-- BEGIN Given records --
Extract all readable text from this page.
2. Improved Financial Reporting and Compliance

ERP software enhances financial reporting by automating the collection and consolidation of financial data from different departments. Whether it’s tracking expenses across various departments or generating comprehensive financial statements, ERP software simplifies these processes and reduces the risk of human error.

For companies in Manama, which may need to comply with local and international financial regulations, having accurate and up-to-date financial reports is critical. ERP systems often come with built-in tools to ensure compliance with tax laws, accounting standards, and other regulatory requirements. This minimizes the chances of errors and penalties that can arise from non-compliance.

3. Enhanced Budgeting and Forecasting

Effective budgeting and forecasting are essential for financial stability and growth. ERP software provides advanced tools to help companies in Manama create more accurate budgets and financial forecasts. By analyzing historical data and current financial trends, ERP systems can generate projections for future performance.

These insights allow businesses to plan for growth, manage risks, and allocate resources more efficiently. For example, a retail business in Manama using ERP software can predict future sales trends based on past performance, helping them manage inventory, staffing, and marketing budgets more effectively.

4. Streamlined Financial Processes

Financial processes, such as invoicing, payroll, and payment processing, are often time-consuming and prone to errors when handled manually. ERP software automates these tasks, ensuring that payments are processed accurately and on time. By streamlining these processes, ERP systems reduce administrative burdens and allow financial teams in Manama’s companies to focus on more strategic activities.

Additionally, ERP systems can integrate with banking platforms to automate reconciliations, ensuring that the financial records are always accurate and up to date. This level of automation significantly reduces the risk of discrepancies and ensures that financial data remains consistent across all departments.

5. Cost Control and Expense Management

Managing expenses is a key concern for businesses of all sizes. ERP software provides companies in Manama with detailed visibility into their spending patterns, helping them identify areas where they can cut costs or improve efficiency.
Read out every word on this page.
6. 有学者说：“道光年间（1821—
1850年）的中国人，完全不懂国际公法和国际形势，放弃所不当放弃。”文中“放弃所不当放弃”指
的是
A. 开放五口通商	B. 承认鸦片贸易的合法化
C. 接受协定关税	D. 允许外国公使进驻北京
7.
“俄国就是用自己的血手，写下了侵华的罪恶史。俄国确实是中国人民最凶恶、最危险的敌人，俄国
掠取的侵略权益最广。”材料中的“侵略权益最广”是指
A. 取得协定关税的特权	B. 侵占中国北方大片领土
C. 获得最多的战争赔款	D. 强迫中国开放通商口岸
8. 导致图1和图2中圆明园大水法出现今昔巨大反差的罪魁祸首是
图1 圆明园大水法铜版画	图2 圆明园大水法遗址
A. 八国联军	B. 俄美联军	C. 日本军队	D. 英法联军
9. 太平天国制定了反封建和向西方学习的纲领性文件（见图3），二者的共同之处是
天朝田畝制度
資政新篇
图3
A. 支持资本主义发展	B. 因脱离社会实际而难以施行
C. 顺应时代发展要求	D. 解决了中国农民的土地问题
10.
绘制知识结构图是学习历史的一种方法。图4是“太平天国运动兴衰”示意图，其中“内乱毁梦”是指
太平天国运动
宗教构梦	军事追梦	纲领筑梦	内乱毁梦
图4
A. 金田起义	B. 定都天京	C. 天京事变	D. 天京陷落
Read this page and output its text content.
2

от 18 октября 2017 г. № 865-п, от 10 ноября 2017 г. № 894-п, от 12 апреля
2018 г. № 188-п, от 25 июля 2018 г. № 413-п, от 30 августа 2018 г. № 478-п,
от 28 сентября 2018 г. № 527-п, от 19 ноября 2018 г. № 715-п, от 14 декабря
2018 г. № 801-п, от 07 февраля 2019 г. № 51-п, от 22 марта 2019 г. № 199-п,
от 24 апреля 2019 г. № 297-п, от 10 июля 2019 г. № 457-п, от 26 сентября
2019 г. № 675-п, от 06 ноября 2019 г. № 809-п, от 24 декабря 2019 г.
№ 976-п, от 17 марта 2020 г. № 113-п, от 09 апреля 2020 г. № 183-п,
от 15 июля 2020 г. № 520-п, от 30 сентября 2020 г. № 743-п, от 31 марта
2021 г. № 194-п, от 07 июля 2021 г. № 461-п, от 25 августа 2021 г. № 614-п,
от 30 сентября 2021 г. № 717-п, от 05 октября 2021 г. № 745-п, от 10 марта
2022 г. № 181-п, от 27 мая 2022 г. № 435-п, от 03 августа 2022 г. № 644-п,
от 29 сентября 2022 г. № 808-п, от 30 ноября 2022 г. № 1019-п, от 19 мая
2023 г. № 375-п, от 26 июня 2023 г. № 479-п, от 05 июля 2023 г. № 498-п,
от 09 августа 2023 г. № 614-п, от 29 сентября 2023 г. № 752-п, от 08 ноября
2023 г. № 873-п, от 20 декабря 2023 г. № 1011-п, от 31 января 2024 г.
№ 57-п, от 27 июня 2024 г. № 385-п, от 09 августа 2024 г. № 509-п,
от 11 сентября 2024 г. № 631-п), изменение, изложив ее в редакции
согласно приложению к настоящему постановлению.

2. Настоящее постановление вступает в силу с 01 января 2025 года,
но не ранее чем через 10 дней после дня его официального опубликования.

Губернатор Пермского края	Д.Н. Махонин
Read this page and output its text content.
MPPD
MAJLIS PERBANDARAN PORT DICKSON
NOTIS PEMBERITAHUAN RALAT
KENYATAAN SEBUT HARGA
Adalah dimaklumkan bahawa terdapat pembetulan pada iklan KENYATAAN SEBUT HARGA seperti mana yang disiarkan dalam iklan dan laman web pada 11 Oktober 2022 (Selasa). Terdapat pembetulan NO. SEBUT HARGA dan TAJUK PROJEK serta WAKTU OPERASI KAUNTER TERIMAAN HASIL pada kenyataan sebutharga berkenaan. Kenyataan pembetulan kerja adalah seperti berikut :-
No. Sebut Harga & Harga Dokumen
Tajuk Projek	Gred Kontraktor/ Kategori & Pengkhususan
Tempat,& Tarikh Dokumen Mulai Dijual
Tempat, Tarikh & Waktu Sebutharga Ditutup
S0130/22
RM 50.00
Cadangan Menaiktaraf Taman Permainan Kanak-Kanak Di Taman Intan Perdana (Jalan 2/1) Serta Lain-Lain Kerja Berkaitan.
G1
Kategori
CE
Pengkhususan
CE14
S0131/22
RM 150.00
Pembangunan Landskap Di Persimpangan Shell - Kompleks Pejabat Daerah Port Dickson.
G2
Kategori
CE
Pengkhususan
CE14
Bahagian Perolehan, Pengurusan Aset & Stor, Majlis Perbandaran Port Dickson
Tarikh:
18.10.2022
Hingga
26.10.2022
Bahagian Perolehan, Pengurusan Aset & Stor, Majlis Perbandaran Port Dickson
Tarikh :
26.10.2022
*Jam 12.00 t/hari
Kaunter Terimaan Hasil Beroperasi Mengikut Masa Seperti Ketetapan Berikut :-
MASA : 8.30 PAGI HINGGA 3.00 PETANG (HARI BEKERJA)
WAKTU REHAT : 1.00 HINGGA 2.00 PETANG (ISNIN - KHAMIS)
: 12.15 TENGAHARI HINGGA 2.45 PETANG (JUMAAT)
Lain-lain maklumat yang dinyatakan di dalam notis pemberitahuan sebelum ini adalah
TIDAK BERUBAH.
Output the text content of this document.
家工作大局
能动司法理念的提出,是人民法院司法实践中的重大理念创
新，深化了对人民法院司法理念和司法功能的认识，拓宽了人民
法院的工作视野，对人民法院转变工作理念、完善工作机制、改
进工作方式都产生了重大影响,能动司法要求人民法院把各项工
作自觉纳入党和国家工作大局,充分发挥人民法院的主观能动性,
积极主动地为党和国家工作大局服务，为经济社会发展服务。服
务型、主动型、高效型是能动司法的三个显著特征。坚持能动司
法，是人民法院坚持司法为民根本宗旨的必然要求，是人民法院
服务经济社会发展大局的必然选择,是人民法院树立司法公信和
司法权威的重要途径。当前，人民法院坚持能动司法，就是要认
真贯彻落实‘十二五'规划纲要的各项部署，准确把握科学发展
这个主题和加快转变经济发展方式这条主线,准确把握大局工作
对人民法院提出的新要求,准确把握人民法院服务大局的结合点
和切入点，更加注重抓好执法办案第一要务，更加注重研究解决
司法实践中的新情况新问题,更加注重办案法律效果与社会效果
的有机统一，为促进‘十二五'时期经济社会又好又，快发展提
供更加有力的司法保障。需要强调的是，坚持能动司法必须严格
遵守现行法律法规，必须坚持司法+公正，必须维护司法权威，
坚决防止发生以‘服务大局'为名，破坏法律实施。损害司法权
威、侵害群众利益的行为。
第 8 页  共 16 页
-- END Given records --
# Problem to work on:
Your output consists solely of the lines from the one with "Output the text content of this document." through the last line, copied exactly.

# The solution:
Output the text content of this document.
家工作大局
能动司法理念的提出,是人民法院司法实践中的重大理念创
新，深化了对人民法院司法理念和司法功能的认识，拓宽了人民
法院的工作视野，对人民法院转变工作理念、完善工作机制、改
进工作方式都产生了重大影响,能动司法要求人民法院把各项工
作自觉纳入党和国家工作大局,充分发挥人民法院的主观能动性,
积极主动地为党和国家工作大局服务，为经济社会发展服务。服
务型、主动型、高效型是能动司法的三个显著特征。坚持能动司
法，是人民法院坚持司法为民根本宗旨的必然要求，是人民法院
服务经济社会发展大局的必然选择,是人民法院树立司法公信和
司法权威的重要途径。当前，人民法院坚持能动司法，就是要认
真贯彻落实‘十二五'规划纲要的各项部署，准确把握科学发展
这个主题和加快转变经济发展方式这条主线,准确把握大局工作
对人民法院提出的新要求,准确把握人民法院服务大局的结合点
和切入点，更加注重抓好执法办案第一要务，更加注重研究解决
司法实践中的新情况新问题,更加注重办案法律效果与社会效果
的有机统一，为促进‘十二五'时期经济社会又好又，快发展提
供更加有力的司法保障。需要强调的是，坚持能动司法必须严格
遵守现行法律法规，必须坚持司法+公正，必须维护司法权威，
坚决防止发生以‘服务大局'为名，破坏法律实施。损害司法权
威、侵害群众利益的行为。
第 8 页  共 16 页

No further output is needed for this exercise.